◆ **Work to be completed**: Look through the data below and work out how many lines contain the string "Photometric". Give the number alone.

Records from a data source
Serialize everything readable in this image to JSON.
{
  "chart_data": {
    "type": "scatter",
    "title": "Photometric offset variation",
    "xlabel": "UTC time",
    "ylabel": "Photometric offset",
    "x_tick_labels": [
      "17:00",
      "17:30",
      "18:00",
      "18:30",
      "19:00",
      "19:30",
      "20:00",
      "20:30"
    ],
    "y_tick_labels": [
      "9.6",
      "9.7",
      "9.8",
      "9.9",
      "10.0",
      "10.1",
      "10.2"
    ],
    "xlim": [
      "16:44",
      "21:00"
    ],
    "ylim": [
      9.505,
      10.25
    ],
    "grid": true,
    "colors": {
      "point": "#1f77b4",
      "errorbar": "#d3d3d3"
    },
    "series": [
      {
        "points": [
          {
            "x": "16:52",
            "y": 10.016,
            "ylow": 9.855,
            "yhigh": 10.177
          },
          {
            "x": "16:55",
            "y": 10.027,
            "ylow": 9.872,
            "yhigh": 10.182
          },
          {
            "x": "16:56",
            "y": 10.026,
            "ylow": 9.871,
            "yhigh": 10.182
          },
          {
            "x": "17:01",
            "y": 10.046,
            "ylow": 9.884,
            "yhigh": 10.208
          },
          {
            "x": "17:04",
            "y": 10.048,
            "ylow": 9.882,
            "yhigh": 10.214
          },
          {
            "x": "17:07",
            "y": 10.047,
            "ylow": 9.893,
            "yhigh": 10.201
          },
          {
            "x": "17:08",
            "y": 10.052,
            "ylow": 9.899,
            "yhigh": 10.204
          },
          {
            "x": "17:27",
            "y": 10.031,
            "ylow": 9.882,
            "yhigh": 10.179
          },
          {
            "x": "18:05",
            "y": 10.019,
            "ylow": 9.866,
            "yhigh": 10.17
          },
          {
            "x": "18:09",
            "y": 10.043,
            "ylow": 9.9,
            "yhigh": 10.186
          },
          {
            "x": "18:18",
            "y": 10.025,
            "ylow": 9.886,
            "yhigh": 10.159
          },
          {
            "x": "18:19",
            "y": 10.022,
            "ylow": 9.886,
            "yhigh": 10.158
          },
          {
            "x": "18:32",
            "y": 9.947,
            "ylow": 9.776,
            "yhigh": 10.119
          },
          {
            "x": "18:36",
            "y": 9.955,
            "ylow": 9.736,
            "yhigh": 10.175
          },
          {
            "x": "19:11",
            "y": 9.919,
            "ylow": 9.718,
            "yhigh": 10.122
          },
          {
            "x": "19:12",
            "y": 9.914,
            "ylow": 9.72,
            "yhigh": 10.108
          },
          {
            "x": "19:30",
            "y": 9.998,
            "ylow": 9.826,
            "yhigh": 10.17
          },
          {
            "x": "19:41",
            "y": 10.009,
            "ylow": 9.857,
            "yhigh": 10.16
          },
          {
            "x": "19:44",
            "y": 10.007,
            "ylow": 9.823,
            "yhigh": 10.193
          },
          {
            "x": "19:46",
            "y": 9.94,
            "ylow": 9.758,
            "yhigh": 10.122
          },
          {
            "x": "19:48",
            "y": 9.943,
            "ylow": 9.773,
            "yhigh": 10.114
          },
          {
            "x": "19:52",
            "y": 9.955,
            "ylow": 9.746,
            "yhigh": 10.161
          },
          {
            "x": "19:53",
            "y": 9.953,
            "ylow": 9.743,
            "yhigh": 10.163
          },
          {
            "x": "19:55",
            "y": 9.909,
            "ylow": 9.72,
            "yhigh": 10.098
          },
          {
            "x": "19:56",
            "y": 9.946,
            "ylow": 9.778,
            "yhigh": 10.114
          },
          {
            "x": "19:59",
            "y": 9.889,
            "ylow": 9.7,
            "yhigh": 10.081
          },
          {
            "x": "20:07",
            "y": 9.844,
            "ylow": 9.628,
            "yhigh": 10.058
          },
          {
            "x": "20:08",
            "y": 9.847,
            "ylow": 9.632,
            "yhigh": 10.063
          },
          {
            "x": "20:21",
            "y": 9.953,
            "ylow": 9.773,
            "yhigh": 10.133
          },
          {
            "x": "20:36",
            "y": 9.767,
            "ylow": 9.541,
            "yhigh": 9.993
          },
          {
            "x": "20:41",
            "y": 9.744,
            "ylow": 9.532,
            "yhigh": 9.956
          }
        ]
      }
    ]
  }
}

◆ **Output for this task**: 2